:: Short task 1 ::
Summarize the Azkals column in two sentences.
:: Short task 2 ::
Answer these questions using the Azkals column:
(a) Which broadcaster was criticized for the rant?
(b) What is the Philippine women's soccer team called?
(c) How old is Patrice Impelido?
:: Short task 3 ::
Write the next few sentences of the Azkals column, picking up after its final sentence.

═══ Page excerpt

SAN FRANCISCO—The Azkals controversy took an unexpected turn when broadcaster Arnold Clavio was criticized for what some considered a racist rant against the football team’s foreign-born members.
He has apologized, but the controversy is still simmering. In a way, it offers an opportunity to drill down on the debate on who is — and who isn’t —Filipino.
Clavio’s rant was directed at the Azkals, but it sure annoyed the heck out of many people — including my niece Patrice Impelido, who is 24 and who has spent the last seven years as a member of the Philippine women’s soccer team, known as the Malditas.
“I feel insulted,” she told me. “I work very hard. I sacrificed school and work to represent my country. I would do it again in a heartbeat. I have no regrets.”

══════
═══ Supplied information

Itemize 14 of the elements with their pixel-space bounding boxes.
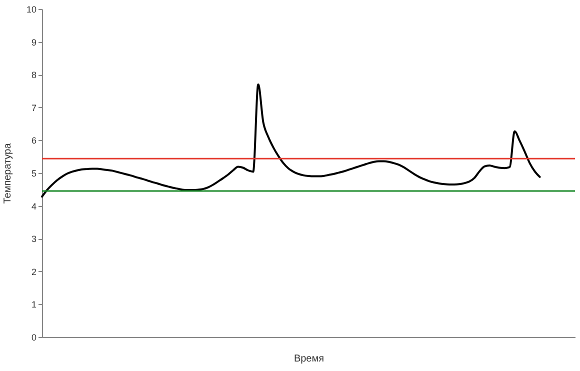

══════

:: Exercise output 1 ::
Broadcaster Arnold Clavio was criticized for what some considered a racist rant against the Azkals football team's foreign-born members, and although he has apologized, the controversy is still simmering and raises the question of who is Filipino. The rant annoyed many people, including the writer's niece Patrice Impelido, who has spent seven years on the Philippine women's soccer team and says she feels insulted after sacrificing school and work to represent her country.

:: Exercise output 2 ::
(a) Arnold Clavio
(b) The Malditas
(c) 24

:: Exercise output 3 ::
The brouhaha erupted when Clavio, in discussing the allegations of sexual harassment against some team members, was quoted as saying on GMA’s Unang Hirit, “Hindi naman sila Pilipino e, nagkukunwari lang silang kayumanggi“ (They’re not really Filipinos, they are just pretending to be kayumanggi.)
“Kayumanggi,” for those who don’t know, means ‘brown-skinned.’
Now, it would probably surprise people like Clavio that many Filipinos who grew up in the U.S. and other countries — including some who’ve never set foot on the Philippines — also know what ‘kayumanggi’ means.
They not only understand the word, they use it, and even embrace it.
Kayumanggi is the name of a performing group composed of Filipino Americans at Stanford University. There’s also a Lahing Kayumanggi dance company in London.
Then there’s Berkeley DJ and activist Clay Ordona who used to open his morning radio show in a husky voice, and a distinct FilAm accent, and a greeting that goes something like, ‘Welcome to KPFA. I’m Clay Ordona. Kayumanggi ako.’
I have no idea what prompted Clavio’s “kayumanggi” rant. Perhaps it was simply a reaction to the fact that many of the Azkals team members are half-white — or “tisoy.
Perhaps it was in reaction to the rock star treatment some of these players have enjoyed. For, certainly, some of them are getting a pretty sweet deal. For one thing, they get to play on an international level.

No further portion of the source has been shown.